• _YOUR INSTRUCTIONS_
Without including any images, reproduce each entry exactly.
* * * * * * * * *
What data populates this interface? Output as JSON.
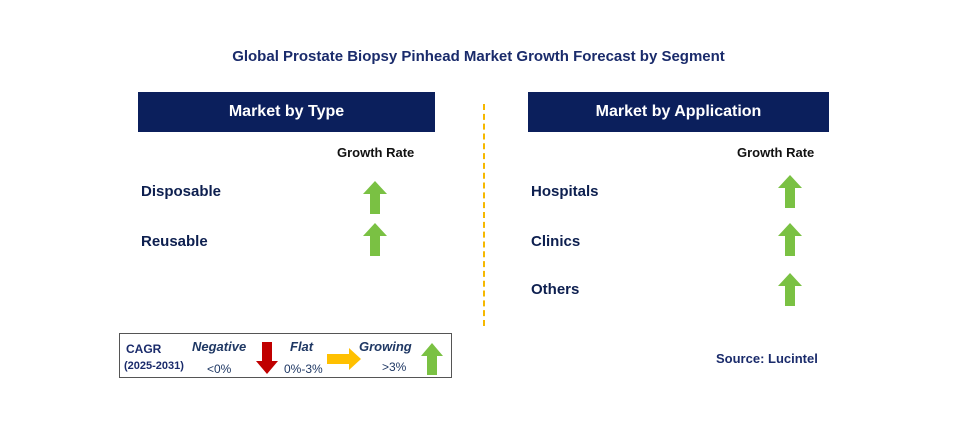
{
  "title": "Global Prostate Biopsy Pinhead Market Growth Forecast by Segment",
  "panels": {
    "type": {
      "header": "Market by Type",
      "growth_label": "Growth Rate",
      "items": [
        {
          "label": "Disposable",
          "trend": "growing"
        },
        {
          "label": "Reusable",
          "trend": "growing"
        }
      ]
    },
    "application": {
      "header": "Market by Application",
      "growth_label": "Growth Rate",
      "items": [
        {
          "label": "Hospitals",
          "trend": "growing"
        },
        {
          "label": "Clinics",
          "trend": "growing"
        },
        {
          "label": "Others",
          "trend": "growing"
        }
      ]
    }
  },
  "legend": {
    "cagr_label": "CAGR",
    "period": "(2025-2031)",
    "negative_label": "Negative",
    "negative_range": "<0%",
    "flat_label": "Flat",
    "flat_range": "0%-3%",
    "growing_label": "Growing",
    "growing_range": ">3%"
  },
  "source": "Source: Lucintel",
  "colors": {
    "header_bg": "#0b1f5c",
    "growing": "#7ac143",
    "negative": "#c00000",
    "flat": "#ffc000",
    "divider": "#f5b800"
  }
}
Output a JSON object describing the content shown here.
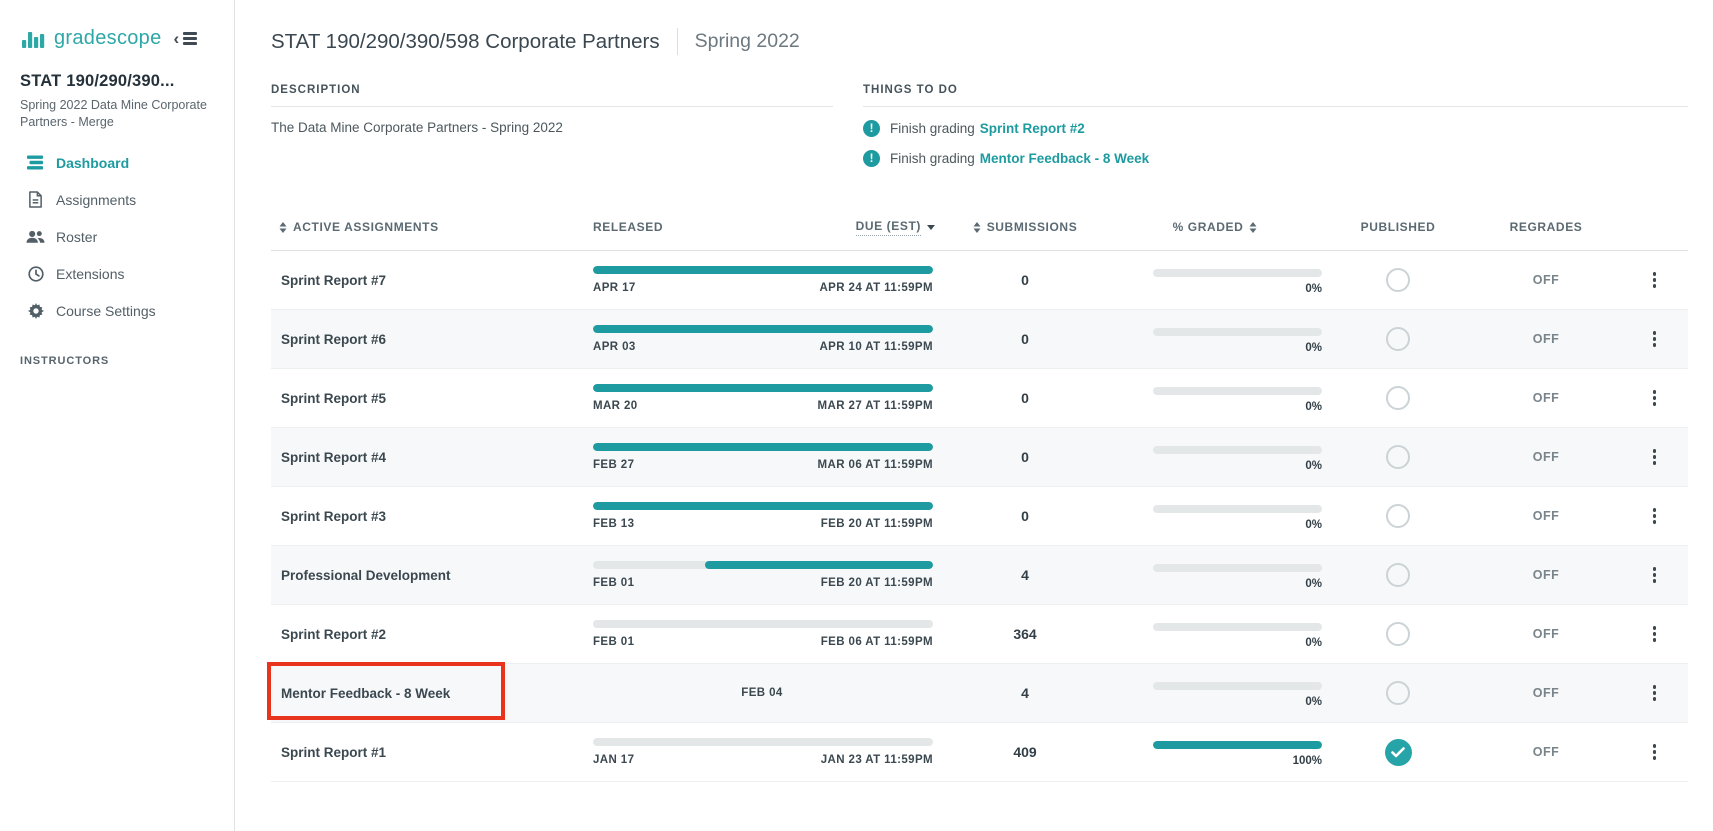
* * * * * * * * *
• _TASK ANSWER_
What data populates this interface? Output as JSON.
{
  "title": "Global Prostate Biopsy Pinhead Market Growth Forecast by Segment",
  "panels": {
    "type": {
      "header": "Market by Type",
      "growth_label": "Growth Rate",
      "items": [
        {
          "label": "Disposable",
          "trend": "growing"
        },
        {
          "label": "Reusable",
          "trend": "growing"
        }
      ]
    },
    "application": {
      "header": "Market by Application",
      "growth_label": "Growth Rate",
      "items": [
        {
          "label": "Hospitals",
          "trend": "growing"
        },
        {
          "label": "Clinics",
          "trend": "growing"
        },
        {
          "label": "Others",
          "trend": "growing"
        }
      ]
    }
  },
  "legend": {
    "cagr_label": "CAGR",
    "period": "(2025-2031)",
    "negative_label": "Negative",
    "negative_range": "<0%",
    "flat_label": "Flat",
    "flat_range": "0%-3%",
    "growing_label": "Growing",
    "growing_range": ">3%"
  },
  "source": "Source: Lucintel",
  "colors": {
    "header_bg": "#0b1f5c",
    "growing": "#7ac143",
    "negative": "#c00000",
    "flat": "#ffc000",
    "divider": "#f5b800"
  }
}
Output a JSON object describing the content shown here.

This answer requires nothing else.